## What to do
Extract each line containing the string "сборный".

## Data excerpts
==*==
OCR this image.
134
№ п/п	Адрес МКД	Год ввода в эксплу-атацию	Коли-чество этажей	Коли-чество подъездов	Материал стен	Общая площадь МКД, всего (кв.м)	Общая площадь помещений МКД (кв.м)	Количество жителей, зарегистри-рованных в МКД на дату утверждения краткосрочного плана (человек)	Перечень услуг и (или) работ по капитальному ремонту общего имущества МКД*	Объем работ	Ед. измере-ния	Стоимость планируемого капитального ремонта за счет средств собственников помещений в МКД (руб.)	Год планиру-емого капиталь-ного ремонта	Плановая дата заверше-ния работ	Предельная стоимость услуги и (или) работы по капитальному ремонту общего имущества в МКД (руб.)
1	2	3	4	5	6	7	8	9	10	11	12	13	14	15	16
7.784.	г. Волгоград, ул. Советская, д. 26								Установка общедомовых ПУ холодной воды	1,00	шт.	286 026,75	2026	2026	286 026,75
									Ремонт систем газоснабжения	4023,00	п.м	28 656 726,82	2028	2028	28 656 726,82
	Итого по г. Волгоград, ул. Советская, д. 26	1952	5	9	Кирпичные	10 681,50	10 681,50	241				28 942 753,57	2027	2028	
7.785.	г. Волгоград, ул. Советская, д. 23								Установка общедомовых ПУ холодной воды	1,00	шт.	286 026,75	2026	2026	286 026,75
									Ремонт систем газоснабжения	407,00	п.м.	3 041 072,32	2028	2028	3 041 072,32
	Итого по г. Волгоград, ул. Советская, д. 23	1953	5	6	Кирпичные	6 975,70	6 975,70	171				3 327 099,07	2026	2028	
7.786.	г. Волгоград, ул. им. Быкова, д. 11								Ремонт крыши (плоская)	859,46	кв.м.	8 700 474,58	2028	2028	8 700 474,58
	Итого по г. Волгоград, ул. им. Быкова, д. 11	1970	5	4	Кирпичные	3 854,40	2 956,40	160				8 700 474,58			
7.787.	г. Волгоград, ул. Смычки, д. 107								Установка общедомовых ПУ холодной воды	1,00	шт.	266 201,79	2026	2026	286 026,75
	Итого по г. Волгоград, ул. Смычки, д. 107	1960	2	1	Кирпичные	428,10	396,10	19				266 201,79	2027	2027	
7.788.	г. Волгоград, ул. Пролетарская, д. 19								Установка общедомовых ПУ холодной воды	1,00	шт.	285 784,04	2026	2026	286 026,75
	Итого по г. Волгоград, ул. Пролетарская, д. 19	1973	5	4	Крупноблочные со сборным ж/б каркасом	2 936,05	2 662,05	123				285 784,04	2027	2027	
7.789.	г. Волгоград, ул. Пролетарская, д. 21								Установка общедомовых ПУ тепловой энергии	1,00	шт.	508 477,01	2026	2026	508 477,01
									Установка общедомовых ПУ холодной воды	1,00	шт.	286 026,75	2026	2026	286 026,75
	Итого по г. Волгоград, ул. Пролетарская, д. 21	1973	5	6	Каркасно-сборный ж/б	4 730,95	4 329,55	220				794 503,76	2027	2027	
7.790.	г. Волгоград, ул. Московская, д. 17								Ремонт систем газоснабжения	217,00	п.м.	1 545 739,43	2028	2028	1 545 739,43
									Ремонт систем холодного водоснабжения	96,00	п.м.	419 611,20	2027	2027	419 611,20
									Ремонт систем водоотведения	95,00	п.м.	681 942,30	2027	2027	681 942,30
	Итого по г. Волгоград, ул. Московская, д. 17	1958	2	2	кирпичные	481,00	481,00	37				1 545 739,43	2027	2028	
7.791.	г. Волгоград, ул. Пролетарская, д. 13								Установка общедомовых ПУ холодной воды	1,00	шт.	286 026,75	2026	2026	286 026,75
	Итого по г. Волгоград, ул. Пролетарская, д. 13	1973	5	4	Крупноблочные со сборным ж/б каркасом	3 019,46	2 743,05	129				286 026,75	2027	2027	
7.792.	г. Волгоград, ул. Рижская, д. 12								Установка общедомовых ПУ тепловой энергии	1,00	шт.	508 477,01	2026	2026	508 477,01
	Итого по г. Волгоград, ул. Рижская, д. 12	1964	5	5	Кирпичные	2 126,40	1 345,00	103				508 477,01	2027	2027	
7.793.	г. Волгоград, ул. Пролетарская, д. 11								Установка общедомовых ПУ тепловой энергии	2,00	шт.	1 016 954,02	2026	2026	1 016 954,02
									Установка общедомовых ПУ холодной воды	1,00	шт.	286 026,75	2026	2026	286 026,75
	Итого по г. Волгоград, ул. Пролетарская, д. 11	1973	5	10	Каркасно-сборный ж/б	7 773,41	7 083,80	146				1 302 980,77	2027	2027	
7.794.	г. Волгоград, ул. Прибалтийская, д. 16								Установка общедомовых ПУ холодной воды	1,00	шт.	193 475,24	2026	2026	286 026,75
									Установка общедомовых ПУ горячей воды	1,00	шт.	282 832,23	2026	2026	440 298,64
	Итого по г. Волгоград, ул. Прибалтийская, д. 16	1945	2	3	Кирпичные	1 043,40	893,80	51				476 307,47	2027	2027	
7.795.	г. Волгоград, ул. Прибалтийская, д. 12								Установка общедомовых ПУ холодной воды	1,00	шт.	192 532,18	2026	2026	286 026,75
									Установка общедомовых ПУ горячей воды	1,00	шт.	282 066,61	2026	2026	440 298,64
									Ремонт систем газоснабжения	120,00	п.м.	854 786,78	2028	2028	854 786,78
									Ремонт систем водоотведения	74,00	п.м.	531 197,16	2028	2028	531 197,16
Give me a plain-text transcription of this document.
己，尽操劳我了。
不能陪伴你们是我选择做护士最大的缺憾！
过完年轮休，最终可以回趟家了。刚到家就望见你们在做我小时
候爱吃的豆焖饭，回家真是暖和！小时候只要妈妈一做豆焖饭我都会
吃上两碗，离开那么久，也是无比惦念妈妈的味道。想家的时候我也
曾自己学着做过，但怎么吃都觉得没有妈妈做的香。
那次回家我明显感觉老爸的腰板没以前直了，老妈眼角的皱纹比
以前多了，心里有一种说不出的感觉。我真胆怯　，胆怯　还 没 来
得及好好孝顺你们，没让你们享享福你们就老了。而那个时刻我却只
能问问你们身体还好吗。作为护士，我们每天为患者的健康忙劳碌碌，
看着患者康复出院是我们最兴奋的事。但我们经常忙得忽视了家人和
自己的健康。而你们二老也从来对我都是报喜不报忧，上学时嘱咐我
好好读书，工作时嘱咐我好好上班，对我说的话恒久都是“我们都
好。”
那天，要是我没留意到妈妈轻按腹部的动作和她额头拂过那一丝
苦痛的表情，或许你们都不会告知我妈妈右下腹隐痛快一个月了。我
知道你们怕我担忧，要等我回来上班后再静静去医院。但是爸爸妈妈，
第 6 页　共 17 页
==*==
## Completed task
	Итого по г. Волгоград, ул. Пролетарская, д. 21	1973	5	6	Каркасно-сборный ж/б	4 730,95	4 329,55	220				794 503,76	2027	2027	
	Итого по г. Волгоград, ул. Пролетарская, д. 11	1973	5	10	Каркасно-сборный ж/б	7 773,41	7 083,80	146				1 302 980,77	2027	2027	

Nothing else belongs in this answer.